# WHAT TO WORK ON
Review the listing and copy each line that holds the word "указанные".

# Saved entries

— START —

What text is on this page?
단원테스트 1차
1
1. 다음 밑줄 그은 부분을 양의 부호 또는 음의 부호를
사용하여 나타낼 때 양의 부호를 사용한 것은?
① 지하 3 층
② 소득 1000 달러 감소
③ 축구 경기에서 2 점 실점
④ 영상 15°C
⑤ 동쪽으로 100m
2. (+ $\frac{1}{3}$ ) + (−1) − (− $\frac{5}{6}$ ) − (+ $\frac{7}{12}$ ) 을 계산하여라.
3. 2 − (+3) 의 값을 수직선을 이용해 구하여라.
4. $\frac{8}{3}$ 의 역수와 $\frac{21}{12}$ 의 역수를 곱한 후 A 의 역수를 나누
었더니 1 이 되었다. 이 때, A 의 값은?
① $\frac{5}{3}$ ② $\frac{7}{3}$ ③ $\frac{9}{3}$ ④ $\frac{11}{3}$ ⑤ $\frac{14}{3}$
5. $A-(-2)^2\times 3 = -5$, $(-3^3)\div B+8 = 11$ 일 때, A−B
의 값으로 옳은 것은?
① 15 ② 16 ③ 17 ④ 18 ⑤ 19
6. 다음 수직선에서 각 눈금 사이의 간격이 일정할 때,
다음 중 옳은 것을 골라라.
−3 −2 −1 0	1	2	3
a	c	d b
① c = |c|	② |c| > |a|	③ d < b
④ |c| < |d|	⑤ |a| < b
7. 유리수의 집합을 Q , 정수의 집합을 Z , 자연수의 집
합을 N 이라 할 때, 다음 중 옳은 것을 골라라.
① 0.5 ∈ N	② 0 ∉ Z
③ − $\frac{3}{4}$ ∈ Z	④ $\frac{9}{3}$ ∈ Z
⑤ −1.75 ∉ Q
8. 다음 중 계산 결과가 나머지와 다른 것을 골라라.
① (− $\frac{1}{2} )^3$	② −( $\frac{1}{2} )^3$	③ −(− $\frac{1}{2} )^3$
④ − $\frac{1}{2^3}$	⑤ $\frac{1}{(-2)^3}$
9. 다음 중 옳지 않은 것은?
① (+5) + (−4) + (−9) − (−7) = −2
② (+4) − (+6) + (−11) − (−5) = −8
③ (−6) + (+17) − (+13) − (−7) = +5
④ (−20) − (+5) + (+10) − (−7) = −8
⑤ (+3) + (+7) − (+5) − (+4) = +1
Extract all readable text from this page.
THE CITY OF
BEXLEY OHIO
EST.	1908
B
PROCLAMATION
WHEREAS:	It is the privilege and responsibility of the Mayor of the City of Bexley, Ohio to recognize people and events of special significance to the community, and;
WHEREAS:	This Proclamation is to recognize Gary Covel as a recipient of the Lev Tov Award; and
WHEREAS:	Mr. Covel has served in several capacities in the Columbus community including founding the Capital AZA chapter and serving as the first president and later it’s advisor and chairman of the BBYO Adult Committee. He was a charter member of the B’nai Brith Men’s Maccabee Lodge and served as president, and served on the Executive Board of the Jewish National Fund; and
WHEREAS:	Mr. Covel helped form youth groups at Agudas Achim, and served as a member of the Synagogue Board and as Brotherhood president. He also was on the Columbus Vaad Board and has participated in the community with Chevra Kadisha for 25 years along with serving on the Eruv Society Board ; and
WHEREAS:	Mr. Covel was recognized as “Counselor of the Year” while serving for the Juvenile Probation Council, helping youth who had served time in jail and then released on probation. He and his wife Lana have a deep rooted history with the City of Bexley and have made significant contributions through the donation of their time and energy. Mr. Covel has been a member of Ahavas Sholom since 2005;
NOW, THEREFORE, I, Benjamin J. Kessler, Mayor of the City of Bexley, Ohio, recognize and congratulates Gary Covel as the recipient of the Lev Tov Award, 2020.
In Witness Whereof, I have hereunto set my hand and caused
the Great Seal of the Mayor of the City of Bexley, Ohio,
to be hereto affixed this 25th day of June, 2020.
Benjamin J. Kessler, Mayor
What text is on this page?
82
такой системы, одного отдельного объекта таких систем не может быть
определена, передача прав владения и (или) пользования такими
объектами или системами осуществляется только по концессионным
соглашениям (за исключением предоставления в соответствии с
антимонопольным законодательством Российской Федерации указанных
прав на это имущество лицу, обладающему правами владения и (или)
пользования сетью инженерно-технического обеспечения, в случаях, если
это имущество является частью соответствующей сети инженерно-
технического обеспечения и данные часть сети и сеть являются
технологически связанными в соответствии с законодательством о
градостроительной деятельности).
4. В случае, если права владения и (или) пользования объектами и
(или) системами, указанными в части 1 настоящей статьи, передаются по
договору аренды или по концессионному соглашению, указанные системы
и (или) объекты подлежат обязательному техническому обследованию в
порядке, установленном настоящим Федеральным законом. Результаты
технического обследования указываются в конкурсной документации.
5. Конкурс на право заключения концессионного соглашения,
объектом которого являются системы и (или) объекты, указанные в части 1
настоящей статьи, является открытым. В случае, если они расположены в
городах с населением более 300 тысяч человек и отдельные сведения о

— END —

# EXERCISE RESPONSE
договору аренды или по концессионному соглашению, указанные системы
объектом которого являются системы и (или) объекты, указанные в части 1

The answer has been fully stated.